> To do: Extract from the listing each line in which the word "underlying" appears.

> Entries supplied:

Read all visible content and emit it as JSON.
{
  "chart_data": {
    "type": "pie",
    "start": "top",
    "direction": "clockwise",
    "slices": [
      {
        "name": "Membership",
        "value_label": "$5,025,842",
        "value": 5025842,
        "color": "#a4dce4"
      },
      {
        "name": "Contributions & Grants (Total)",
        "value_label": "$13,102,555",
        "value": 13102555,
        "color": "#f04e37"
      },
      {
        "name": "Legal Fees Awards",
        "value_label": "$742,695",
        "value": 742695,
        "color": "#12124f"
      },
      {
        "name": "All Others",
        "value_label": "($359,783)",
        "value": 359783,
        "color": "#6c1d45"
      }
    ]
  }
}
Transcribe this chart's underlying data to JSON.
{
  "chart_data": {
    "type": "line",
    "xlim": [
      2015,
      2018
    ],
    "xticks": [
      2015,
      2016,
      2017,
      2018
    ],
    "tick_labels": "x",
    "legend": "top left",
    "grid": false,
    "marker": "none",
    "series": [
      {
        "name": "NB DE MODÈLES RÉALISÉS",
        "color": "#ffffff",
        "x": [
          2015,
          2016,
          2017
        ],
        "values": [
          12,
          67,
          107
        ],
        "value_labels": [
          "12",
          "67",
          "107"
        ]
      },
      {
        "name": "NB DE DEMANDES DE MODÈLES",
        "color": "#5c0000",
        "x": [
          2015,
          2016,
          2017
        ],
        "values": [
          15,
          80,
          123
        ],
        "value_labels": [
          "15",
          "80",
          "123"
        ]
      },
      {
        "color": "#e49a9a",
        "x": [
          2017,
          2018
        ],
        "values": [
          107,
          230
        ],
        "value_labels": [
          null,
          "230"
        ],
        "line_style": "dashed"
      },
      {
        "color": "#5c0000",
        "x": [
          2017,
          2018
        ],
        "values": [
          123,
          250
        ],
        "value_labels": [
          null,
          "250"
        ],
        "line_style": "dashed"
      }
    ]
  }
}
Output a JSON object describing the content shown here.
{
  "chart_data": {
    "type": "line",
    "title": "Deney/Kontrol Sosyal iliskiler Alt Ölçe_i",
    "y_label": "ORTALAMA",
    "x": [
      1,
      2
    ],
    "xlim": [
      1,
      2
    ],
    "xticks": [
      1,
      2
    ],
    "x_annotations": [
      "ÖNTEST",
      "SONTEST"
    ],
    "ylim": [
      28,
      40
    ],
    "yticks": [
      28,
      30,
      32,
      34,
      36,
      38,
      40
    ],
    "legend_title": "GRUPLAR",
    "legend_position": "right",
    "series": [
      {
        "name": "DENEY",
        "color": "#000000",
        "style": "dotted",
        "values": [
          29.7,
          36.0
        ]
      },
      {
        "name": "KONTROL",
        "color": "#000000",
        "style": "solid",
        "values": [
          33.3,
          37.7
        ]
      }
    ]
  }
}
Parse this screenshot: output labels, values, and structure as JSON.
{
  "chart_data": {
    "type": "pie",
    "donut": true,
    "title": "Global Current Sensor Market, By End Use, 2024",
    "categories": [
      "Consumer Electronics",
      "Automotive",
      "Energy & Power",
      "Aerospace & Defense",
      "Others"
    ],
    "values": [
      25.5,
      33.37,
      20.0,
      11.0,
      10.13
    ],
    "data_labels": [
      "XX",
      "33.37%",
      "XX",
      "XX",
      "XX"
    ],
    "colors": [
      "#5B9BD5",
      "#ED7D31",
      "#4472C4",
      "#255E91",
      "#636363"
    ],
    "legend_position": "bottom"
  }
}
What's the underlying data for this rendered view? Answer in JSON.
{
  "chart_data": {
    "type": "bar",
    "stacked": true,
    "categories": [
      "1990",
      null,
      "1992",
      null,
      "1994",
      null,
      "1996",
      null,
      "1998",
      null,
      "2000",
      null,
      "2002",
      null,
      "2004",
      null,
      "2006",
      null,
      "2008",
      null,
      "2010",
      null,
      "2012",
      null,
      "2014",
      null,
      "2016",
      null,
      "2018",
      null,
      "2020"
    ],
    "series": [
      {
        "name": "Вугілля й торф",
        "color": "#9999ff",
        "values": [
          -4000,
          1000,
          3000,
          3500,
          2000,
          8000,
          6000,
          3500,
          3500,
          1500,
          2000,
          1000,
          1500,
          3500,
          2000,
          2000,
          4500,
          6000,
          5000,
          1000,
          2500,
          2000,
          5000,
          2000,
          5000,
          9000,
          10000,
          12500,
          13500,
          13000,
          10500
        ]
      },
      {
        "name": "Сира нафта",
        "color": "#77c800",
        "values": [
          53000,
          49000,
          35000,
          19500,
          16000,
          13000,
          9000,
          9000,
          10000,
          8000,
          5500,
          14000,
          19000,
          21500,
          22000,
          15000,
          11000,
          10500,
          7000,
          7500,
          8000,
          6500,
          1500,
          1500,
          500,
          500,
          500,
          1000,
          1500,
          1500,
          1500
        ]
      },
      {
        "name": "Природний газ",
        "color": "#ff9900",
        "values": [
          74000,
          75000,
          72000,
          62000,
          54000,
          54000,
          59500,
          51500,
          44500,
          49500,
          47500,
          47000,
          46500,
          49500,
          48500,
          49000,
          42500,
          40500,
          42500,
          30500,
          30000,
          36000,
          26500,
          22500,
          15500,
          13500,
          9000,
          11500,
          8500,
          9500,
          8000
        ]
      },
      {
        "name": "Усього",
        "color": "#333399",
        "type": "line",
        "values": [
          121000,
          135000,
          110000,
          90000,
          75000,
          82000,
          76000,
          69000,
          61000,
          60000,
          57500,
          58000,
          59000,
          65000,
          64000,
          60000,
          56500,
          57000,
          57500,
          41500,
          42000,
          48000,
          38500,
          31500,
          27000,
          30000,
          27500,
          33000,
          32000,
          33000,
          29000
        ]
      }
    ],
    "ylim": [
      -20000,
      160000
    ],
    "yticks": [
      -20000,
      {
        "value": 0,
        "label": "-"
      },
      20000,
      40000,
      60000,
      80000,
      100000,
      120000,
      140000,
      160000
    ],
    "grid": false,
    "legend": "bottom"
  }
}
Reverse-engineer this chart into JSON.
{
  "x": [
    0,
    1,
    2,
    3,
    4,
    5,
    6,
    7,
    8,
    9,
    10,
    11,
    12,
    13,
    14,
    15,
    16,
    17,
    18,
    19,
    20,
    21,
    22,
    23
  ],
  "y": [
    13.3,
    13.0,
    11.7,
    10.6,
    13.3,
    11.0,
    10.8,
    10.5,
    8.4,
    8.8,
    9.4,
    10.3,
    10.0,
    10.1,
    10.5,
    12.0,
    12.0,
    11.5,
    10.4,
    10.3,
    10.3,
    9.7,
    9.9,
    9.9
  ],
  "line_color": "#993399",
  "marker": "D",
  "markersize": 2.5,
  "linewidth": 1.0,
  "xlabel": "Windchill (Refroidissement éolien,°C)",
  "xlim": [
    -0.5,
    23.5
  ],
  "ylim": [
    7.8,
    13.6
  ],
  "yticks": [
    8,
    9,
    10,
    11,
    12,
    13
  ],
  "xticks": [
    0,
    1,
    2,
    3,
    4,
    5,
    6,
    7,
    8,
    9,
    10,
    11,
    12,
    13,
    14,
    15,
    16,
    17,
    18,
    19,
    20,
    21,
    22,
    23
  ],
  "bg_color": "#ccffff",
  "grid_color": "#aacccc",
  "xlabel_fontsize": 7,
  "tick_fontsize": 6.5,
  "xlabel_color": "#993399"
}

> Solution to this task:
Transcribe this chart's underlying data to JSON.
What's the underlying data for this rendered view? Answer in JSON.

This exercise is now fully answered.